◆ What is asked: Single out each line with the word "title" and copy it.

===

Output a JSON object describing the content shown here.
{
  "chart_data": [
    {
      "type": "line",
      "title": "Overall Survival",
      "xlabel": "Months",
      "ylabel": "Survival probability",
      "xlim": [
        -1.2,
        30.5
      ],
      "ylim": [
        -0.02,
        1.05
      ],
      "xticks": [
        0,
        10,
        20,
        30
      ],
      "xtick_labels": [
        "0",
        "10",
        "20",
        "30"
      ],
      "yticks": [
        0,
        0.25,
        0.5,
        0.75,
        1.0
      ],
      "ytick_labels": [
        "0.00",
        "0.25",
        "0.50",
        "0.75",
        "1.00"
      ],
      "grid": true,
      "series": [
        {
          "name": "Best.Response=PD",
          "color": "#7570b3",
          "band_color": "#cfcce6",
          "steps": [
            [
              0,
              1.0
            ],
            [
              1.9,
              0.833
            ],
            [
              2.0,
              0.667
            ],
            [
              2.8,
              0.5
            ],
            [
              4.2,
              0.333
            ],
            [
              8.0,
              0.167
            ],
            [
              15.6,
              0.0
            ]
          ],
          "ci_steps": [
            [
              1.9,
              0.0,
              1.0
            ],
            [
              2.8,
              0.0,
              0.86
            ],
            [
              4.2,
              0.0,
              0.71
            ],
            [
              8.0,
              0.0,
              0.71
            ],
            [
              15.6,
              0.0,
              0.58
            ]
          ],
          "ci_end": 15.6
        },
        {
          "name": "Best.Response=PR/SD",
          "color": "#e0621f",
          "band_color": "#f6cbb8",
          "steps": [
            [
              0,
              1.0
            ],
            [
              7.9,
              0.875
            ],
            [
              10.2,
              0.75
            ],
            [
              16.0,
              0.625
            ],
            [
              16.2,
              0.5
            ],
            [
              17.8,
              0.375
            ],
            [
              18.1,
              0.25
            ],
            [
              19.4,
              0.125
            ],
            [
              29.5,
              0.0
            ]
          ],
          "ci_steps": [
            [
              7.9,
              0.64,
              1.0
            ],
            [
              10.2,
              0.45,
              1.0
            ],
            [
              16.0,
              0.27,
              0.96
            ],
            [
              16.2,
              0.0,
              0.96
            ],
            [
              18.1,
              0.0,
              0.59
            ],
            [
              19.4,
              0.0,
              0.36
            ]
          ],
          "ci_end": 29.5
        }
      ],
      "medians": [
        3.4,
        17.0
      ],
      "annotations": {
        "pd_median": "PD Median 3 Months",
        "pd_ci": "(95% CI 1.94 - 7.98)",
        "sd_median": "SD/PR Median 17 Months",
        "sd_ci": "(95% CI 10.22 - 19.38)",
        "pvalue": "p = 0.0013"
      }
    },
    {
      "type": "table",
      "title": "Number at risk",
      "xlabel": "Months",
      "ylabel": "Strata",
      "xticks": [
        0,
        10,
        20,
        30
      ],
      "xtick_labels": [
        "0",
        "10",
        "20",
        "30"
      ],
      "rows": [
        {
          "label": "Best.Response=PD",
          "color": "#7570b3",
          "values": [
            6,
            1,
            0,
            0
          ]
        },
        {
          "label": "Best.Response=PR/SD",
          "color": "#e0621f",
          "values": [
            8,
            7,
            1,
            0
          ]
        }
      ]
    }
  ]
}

===

◆ Completed task:
      "title": "Overall Survival",
      "title": "Number at risk",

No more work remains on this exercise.